### Task goal
Scan the records for the word "ylabel". Copy each line that includes it.

(Data entries for graphics)
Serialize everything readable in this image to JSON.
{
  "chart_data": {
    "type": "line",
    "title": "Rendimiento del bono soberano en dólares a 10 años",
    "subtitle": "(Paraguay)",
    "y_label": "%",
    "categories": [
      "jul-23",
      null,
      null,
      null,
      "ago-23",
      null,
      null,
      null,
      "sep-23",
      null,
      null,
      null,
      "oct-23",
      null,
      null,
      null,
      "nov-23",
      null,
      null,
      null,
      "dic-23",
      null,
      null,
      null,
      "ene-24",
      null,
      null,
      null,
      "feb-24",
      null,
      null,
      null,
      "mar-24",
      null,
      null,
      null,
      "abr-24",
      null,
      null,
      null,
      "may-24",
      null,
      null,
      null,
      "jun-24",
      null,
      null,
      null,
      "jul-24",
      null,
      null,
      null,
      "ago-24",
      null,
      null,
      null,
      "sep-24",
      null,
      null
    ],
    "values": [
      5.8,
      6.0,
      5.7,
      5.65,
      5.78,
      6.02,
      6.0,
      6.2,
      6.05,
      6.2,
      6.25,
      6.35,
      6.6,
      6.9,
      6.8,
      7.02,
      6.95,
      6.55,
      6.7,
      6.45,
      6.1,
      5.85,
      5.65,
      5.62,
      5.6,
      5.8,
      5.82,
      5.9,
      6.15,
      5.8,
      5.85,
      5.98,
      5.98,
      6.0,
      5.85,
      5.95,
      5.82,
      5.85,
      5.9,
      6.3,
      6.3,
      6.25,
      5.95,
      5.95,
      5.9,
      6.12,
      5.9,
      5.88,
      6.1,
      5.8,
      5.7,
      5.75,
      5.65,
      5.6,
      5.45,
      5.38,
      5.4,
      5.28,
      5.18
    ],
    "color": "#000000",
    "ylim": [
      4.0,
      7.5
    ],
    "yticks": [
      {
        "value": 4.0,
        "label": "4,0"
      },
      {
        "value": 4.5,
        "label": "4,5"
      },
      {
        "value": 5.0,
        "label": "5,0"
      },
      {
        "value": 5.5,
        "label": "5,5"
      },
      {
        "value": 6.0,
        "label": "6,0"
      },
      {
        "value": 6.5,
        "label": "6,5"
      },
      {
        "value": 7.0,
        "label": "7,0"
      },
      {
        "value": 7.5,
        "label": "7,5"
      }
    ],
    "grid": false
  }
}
--
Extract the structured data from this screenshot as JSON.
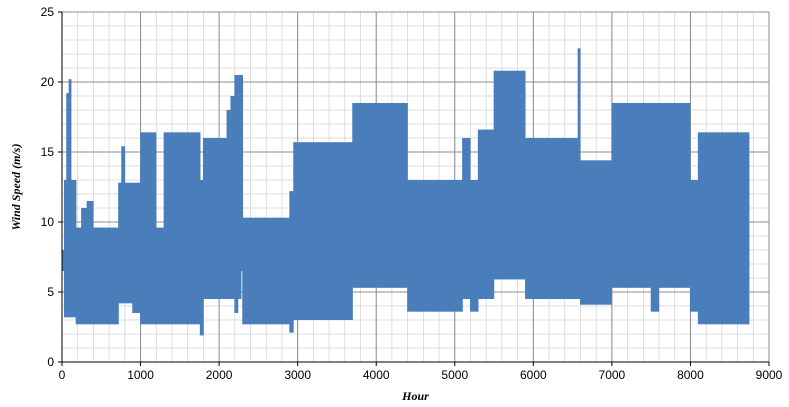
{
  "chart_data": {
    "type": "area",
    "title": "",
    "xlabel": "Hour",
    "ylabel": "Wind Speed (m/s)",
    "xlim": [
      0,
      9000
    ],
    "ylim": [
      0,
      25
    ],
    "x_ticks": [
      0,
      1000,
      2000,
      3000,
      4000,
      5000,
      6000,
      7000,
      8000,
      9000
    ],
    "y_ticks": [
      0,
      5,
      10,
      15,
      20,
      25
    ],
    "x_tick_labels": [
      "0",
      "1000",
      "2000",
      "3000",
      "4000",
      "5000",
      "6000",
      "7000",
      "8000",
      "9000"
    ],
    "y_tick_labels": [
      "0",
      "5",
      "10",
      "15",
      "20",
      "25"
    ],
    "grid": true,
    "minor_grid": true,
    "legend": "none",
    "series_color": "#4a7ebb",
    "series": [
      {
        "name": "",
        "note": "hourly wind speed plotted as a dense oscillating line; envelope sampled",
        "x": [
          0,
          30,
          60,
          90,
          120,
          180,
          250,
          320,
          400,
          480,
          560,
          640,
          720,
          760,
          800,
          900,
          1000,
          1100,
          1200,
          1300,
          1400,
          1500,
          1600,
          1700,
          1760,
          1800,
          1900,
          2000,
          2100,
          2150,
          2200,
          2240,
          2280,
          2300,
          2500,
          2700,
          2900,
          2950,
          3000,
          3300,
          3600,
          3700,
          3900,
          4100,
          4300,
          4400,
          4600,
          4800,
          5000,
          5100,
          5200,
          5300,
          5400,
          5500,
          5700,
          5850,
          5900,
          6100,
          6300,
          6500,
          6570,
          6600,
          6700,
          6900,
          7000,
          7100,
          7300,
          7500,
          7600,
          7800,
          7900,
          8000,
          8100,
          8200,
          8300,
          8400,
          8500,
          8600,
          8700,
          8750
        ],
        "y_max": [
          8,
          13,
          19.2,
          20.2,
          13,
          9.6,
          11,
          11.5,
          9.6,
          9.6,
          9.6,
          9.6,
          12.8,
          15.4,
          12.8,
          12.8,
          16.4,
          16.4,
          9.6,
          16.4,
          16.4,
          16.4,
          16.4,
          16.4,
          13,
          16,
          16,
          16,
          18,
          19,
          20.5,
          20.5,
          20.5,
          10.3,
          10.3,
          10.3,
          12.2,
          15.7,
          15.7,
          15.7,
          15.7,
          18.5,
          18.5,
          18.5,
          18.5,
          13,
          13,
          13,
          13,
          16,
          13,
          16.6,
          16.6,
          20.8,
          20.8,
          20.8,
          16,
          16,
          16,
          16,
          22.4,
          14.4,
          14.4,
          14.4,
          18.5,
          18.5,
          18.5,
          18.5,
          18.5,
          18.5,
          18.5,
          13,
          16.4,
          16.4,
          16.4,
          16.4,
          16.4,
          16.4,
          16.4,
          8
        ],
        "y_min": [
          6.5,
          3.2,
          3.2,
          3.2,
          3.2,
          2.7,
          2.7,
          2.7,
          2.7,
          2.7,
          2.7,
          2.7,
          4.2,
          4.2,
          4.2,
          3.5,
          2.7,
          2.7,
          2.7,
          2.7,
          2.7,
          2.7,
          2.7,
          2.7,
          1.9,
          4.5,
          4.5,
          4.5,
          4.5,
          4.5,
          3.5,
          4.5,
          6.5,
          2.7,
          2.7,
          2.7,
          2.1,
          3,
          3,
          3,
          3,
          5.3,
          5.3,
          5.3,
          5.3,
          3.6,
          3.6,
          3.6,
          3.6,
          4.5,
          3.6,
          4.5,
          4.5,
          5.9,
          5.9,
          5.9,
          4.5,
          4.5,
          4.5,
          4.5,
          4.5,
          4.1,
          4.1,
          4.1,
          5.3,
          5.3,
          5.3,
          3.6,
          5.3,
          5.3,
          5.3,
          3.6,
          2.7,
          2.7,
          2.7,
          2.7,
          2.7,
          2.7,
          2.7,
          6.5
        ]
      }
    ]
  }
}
==
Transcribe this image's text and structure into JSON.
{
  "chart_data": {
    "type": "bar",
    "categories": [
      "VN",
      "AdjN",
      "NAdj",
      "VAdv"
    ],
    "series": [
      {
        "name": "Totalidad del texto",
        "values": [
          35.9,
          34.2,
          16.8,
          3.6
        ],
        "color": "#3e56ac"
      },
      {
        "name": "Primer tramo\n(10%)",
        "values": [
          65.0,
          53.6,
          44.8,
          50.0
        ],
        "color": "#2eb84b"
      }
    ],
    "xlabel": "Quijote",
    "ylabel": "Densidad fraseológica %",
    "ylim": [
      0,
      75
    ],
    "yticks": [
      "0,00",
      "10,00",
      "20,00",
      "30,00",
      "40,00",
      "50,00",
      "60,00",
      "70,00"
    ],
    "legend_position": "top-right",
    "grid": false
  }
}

### The completed task
    "ylabel": "Wind Speed (m/s)",
    "ylabel": "Densidad fraseológica %",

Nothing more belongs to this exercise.